• Instruction
Give the entries again exactly, every one of them.

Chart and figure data
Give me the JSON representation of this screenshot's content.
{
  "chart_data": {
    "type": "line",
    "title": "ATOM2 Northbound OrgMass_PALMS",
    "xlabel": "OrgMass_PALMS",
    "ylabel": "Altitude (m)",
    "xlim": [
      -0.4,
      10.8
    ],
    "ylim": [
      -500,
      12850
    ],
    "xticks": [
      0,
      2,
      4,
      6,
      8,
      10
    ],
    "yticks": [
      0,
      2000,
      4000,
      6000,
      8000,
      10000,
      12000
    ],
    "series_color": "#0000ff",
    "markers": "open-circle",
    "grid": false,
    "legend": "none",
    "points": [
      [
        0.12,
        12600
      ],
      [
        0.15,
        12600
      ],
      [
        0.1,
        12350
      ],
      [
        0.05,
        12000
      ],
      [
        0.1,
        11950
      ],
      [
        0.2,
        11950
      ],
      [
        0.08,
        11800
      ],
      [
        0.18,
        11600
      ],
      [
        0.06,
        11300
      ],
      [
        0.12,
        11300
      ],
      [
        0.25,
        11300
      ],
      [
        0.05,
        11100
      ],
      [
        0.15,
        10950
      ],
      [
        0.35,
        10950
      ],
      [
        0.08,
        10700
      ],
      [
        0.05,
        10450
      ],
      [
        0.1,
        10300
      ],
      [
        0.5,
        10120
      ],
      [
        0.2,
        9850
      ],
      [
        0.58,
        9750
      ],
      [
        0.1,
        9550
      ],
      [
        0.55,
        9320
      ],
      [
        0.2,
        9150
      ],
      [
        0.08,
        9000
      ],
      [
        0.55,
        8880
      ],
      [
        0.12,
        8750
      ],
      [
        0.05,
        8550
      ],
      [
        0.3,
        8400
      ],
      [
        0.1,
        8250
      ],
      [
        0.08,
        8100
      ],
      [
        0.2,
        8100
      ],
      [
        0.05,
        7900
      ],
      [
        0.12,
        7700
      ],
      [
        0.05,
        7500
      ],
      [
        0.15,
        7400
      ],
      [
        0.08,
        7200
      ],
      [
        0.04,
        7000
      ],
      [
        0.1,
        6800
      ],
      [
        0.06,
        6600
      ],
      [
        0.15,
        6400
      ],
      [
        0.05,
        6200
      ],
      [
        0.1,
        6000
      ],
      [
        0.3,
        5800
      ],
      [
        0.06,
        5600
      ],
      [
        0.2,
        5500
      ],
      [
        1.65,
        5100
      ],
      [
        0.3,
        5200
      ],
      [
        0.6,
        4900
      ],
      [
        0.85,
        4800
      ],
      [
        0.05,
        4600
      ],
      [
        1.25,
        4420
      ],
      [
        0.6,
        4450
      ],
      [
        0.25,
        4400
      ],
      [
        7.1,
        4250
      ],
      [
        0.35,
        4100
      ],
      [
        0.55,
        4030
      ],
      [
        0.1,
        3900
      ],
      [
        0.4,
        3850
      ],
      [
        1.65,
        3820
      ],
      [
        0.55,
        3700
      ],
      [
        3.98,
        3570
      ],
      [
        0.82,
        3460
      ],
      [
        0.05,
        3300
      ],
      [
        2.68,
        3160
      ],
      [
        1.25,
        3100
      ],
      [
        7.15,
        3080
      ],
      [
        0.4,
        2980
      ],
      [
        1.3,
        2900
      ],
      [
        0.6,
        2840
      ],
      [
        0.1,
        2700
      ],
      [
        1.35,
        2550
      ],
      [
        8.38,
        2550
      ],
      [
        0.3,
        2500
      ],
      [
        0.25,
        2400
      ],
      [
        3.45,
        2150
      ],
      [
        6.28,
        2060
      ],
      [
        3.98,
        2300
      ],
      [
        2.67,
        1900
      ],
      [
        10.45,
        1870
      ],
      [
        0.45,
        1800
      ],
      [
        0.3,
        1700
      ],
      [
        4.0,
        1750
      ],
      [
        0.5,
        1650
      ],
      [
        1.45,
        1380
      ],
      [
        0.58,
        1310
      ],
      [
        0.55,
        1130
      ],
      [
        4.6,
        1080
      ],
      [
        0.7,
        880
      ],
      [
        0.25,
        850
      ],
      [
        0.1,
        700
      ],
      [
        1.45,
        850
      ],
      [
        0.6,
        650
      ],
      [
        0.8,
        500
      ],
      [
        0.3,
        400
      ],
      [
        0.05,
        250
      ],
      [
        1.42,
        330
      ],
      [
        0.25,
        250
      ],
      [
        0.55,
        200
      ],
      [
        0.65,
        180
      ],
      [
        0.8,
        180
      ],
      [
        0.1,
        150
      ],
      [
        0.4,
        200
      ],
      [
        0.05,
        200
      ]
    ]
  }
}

• Problem solution
Give me the JSON representation of this screenshot's content.
{
  "chart_data": {
    "type": "line",
    "title": "ATOM2 Northbound OrgMass_PALMS",
    "xlabel": "OrgMass_PALMS",
    "ylabel": "Altitude (m)",
    "xlim": [
      -0.4,
      10.8
    ],
    "ylim": [
      -500,
      12850
    ],
    "xticks": [
      0,
      2,
      4,
      6,
      8,
      10
    ],
    "yticks": [
      0,
      2000,
      4000,
      6000,
      8000,
      10000,
      12000
    ],
    "series_color": "#0000ff",
    "markers": "open-circle",
    "grid": false,
    "legend": "none",
    "points": [
      [
        0.12,
        12600
      ],
      [
        0.15,
        12600
      ],
      [
        0.1,
        12350
      ],
      [
        0.05,
        12000
      ],
      [
        0.1,
        11950
      ],
      [
        0.2,
        11950
      ],
      [
        0.08,
        11800
      ],
      [
        0.18,
        11600
      ],
      [
        0.06,
        11300
      ],
      [
        0.12,
        11300
      ],
      [
        0.25,
        11300
      ],
      [
        0.05,
        11100
      ],
      [
        0.15,
        10950
      ],
      [
        0.35,
        10950
      ],
      [
        0.08,
        10700
      ],
      [
        0.05,
        10450
      ],
      [
        0.1,
        10300
      ],
      [
        0.5,
        10120
      ],
      [
        0.2,
        9850
      ],
      [
        0.58,
        9750
      ],
      [
        0.1,
        9550
      ],
      [
        0.55,
        9320
      ],
      [
        0.2,
        9150
      ],
      [
        0.08,
        9000
      ],
      [
        0.55,
        8880
      ],
      [
        0.12,
        8750
      ],
      [
        0.05,
        8550
      ],
      [
        0.3,
        8400
      ],
      [
        0.1,
        8250
      ],
      [
        0.08,
        8100
      ],
      [
        0.2,
        8100
      ],
      [
        0.05,
        7900
      ],
      [
        0.12,
        7700
      ],
      [
        0.05,
        7500
      ],
      [
        0.15,
        7400
      ],
      [
        0.08,
        7200
      ],
      [
        0.04,
        7000
      ],
      [
        0.1,
        6800
      ],
      [
        0.06,
        6600
      ],
      [
        0.15,
        6400
      ],
      [
        0.05,
        6200
      ],
      [
        0.1,
        6000
      ],
      [
        0.3,
        5800
      ],
      [
        0.06,
        5600
      ],
      [
        0.2,
        5500
      ],
      [
        1.65,
        5100
      ],
      [
        0.3,
        5200
      ],
      [
        0.6,
        4900
      ],
      [
        0.85,
        4800
      ],
      [
        0.05,
        4600
      ],
      [
        1.25,
        4420
      ],
      [
        0.6,
        4450
      ],
      [
        0.25,
        4400
      ],
      [
        7.1,
        4250
      ],
      [
        0.35,
        4100
      ],
      [
        0.55,
        4030
      ],
      [
        0.1,
        3900
      ],
      [
        0.4,
        3850
      ],
      [
        1.65,
        3820
      ],
      [
        0.55,
        3700
      ],
      [
        3.98,
        3570
      ],
      [
        0.82,
        3460
      ],
      [
        0.05,
        3300
      ],
      [
        2.68,
        3160
      ],
      [
        1.25,
        3100
      ],
      [
        7.15,
        3080
      ],
      [
        0.4,
        2980
      ],
      [
        1.3,
        2900
      ],
      [
        0.6,
        2840
      ],
      [
        0.1,
        2700
      ],
      [
        1.35,
        2550
      ],
      [
        8.38,
        2550
      ],
      [
        0.3,
        2500
      ],
      [
        0.25,
        2400
      ],
      [
        3.45,
        2150
      ],
      [
        6.28,
        2060
      ],
      [
        3.98,
        2300
      ],
      [
        2.67,
        1900
      ],
      [
        10.45,
        1870
      ],
      [
        0.45,
        1800
      ],
      [
        0.3,
        1700
      ],
      [
        4.0,
        1750
      ],
      [
        0.5,
        1650
      ],
      [
        1.45,
        1380
      ],
      [
        0.58,
        1310
      ],
      [
        0.55,
        1130
      ],
      [
        4.6,
        1080
      ],
      [
        0.7,
        880
      ],
      [
        0.25,
        850
      ],
      [
        0.1,
        700
      ],
      [
        1.45,
        850
      ],
      [
        0.6,
        650
      ],
      [
        0.8,
        500
      ],
      [
        0.3,
        400
      ],
      [
        0.05,
        250
      ],
      [
        1.42,
        330
      ],
      [
        0.25,
        250
      ],
      [
        0.55,
        200
      ],
      [
        0.65,
        180
      ],
      [
        0.8,
        180
      ],
      [
        0.1,
        150
      ],
      [
        0.4,
        200
      ],
      [
        0.05,
        200
      ]
    ]
  }
}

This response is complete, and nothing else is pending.